#### [Tasks and exercises]
1/ Transcribe the Kansas Supreme Court excerpt from "SYLLABUS BY THE" to "on the information.".
2/ Answer these questions using the Kansas Supreme Court excerpt:
(a) On what date was the opinion filed?
(b) What case number is given for the opinion?
(c) According to the first syllabus point, does an indigent accused have a constitutional right to have counsel appointed by the examining magistrate?

Supreme Court of Kansas
Nov 6, 1965
407 P.2d 488 (Kan. 1965)

Opinion

No. 44,299

Opinion filed November 6, 1965.

SYLLABUS BY THE COURT

1. CRIMINAL LAW — Preliminary Hearing — No Constitutional Right to Counsel. Under the often stated and clearly defined purpose of a preliminary examination in this jurisdiction, an indigent accused does not have a constitutional right to have counsel appointed by the examining magistrate and the same rule applies regardless of whether or not preliminary examination is waived by the accused.

2. SAME — Irregularties at Preliminary Hearing — Plea of Guilty — Effect. The established rule of this jurisdiction that any claimed irregularities attached to the preliminary examination are waived when a defendant, represented by counsel, enters a plea of guilty on arraignment in district court, applies in the same manner when a defendant enters a plea of not guilty and goes to trial on the information.

#### [Item position entries]
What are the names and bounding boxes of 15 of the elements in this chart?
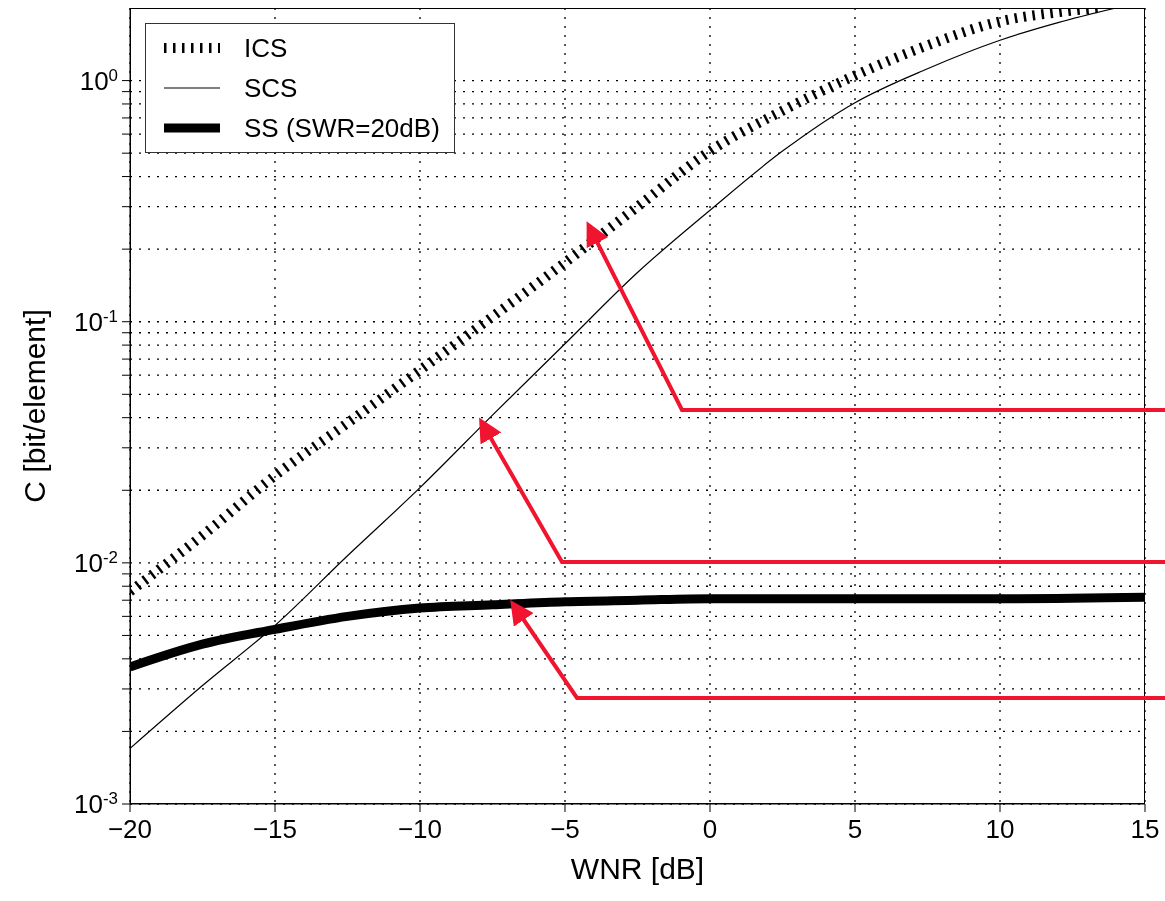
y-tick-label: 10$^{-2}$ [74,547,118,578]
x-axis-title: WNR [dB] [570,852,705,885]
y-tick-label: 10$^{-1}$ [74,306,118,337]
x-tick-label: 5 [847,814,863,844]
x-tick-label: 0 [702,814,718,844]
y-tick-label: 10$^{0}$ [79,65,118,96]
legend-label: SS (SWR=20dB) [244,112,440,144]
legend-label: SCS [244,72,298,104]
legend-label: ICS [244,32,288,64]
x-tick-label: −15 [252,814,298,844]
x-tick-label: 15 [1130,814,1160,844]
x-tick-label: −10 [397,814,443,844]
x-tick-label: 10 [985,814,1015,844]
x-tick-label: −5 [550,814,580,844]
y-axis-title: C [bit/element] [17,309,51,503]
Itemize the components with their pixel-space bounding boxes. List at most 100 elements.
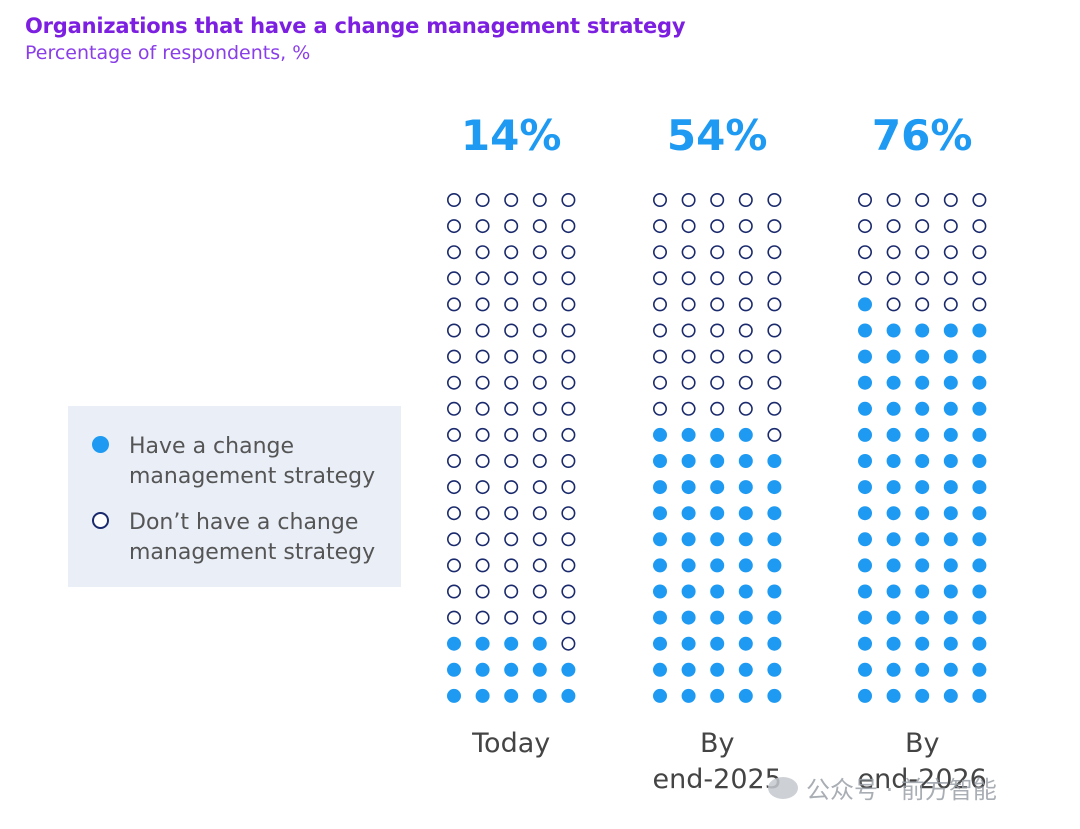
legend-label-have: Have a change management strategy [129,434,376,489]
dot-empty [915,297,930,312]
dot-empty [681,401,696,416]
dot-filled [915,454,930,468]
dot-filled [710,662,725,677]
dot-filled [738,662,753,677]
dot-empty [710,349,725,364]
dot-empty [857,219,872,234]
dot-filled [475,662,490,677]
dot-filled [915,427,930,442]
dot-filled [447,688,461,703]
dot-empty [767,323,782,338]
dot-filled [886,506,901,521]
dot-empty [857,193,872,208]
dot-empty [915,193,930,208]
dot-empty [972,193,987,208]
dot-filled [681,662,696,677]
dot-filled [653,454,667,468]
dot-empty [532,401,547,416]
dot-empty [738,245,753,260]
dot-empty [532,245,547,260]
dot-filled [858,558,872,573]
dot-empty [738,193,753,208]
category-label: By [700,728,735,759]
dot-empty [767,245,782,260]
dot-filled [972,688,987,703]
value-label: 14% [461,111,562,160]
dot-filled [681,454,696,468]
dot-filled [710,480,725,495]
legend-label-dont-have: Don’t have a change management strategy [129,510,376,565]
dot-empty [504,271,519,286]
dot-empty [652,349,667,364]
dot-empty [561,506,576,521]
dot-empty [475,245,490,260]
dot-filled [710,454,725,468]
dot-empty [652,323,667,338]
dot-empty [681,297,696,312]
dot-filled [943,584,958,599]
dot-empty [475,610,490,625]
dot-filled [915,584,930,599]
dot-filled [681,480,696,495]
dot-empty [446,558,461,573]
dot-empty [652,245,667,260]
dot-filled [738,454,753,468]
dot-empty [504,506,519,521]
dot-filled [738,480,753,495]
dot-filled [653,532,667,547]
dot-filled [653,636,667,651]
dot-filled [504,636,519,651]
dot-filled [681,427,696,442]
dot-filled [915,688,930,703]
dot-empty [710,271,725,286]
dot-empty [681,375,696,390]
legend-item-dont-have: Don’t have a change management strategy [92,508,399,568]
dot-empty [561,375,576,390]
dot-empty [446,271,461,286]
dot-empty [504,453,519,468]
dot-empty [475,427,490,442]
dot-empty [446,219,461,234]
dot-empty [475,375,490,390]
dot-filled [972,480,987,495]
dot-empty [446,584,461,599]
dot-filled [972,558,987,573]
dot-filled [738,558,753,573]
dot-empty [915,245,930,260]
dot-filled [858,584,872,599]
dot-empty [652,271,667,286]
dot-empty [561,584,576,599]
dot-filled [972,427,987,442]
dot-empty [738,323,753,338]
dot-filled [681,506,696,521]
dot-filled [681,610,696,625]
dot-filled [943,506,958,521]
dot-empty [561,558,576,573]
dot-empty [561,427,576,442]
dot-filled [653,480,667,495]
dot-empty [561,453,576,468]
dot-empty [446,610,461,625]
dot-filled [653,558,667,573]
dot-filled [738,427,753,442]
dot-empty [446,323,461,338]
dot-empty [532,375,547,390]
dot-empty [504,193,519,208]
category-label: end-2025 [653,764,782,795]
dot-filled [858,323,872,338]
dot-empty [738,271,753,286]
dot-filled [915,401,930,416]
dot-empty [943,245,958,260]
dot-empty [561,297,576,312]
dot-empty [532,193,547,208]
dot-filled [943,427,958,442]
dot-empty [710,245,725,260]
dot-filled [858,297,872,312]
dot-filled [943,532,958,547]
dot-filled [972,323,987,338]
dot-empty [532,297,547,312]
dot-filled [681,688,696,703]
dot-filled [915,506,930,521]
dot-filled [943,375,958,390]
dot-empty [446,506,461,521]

#### [Solutions to the tasks]
1/
SYLLABUS BY THE COURT

1. CRIMINAL LAW — Preliminary Hearing — No Constitutional Right to Counsel. Under the often stated and clearly defined purpose of a preliminary examination in this jurisdiction, an indigent accused does not have a constitutional right to have counsel appointed by the examining magistrate and the same rule applies regardless of whether or not preliminary examination is waived by the accused.

2. SAME — Irregularties at Preliminary Hearing — Plea of Guilty — Effect. The established rule of this jurisdiction that any claimed irregularities attached to the preliminary examination are waived when a defendant, represented by counsel, enters a plea of guilty on arraignment in district court, applies in the same manner when a defendant enters a plea of not guilty and goes to trial on the information.

2/
(a) November 6, 1965
(b) No. 44,299
(c) No, and the same rule applies whether or not the accused waives the preliminary examination.